Stored items from a collection
◇ ◇ ◇ ◇ ◇

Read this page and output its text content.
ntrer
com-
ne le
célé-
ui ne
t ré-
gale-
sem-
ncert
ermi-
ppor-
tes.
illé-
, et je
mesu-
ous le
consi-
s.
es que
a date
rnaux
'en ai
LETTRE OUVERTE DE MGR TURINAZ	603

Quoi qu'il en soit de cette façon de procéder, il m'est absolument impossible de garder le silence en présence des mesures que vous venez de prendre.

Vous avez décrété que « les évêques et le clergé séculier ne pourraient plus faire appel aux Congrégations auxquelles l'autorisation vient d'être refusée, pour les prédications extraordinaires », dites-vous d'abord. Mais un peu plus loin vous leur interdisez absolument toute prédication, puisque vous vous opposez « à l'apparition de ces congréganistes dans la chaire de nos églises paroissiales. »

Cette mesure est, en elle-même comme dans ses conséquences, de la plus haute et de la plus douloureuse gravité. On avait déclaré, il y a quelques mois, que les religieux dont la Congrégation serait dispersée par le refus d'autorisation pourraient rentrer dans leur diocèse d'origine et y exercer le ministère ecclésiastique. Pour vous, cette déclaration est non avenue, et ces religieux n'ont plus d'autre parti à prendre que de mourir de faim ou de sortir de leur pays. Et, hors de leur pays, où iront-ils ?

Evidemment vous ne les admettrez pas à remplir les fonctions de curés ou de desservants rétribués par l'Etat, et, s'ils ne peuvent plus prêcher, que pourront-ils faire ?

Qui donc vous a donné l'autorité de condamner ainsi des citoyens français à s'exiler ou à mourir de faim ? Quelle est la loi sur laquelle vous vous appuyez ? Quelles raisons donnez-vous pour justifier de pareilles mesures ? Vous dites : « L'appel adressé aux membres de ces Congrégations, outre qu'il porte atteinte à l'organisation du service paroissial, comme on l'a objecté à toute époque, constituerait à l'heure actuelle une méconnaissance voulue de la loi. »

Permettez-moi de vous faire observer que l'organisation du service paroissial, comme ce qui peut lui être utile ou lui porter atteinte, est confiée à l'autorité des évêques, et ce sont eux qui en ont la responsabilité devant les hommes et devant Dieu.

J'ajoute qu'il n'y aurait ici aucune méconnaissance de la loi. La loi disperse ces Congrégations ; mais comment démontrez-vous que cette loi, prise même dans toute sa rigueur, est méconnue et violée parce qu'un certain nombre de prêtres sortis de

◇ ◇ ◇ ◇ ◇

PROBLEM REQUIREMENTS: Reproduce every line of the data verbatim.

SOLUTION TO THIS PROBLEM:
Read this page and output its text content.
ntrer
com-
ne le
célé-
ui ne
t ré-
gale-
sem-
ncert
ermi-
ppor-
tes.
illé-
, et je
mesu-
ous le
consi-
s.
es que
a date
rnaux
'en ai
LETTRE OUVERTE DE MGR TURINAZ	603

Quoi qu'il en soit de cette façon de procéder, il m'est absolument impossible de garder le silence en présence des mesures que vous venez de prendre.

Vous avez décrété que « les évêques et le clergé séculier ne pourraient plus faire appel aux Congrégations auxquelles l'autorisation vient d'être refusée, pour les prédications extraordinaires », dites-vous d'abord. Mais un peu plus loin vous leur interdisez absolument toute prédication, puisque vous vous opposez « à l'apparition de ces congréganistes dans la chaire de nos églises paroissiales. »

Cette mesure est, en elle-même comme dans ses conséquences, de la plus haute et de la plus douloureuse gravité. On avait déclaré, il y a quelques mois, que les religieux dont la Congrégation serait dispersée par le refus d'autorisation pourraient rentrer dans leur diocèse d'origine et y exercer le ministère ecclésiastique. Pour vous, cette déclaration est non avenue, et ces religieux n'ont plus d'autre parti à prendre que de mourir de faim ou de sortir de leur pays. Et, hors de leur pays, où iront-ils ?

Evidemment vous ne les admettrez pas à remplir les fonctions de curés ou de desservants rétribués par l'Etat, et, s'ils ne peuvent plus prêcher, que pourront-ils faire ?

Qui donc vous a donné l'autorité de condamner ainsi des citoyens français à s'exiler ou à mourir de faim ? Quelle est la loi sur laquelle vous vous appuyez ? Quelles raisons donnez-vous pour justifier de pareilles mesures ? Vous dites : « L'appel adressé aux membres de ces Congrégations, outre qu'il porte atteinte à l'organisation du service paroissial, comme on l'a objecté à toute époque, constituerait à l'heure actuelle une méconnaissance voulue de la loi. »

Permettez-moi de vous faire observer que l'organisation du service paroissial, comme ce qui peut lui être utile ou lui porter atteinte, est confiée à l'autorité des évêques, et ce sont eux qui en ont la responsabilité devant les hommes et devant Dieu.

J'ajoute qu'il n'y aurait ici aucune méconnaissance de la loi. La loi disperse ces Congrégations ; mais comment démontrez-vous que cette loi, prise même dans toute sa rigueur, est méconnue et violée parce qu'un certain nombre de prêtres sortis de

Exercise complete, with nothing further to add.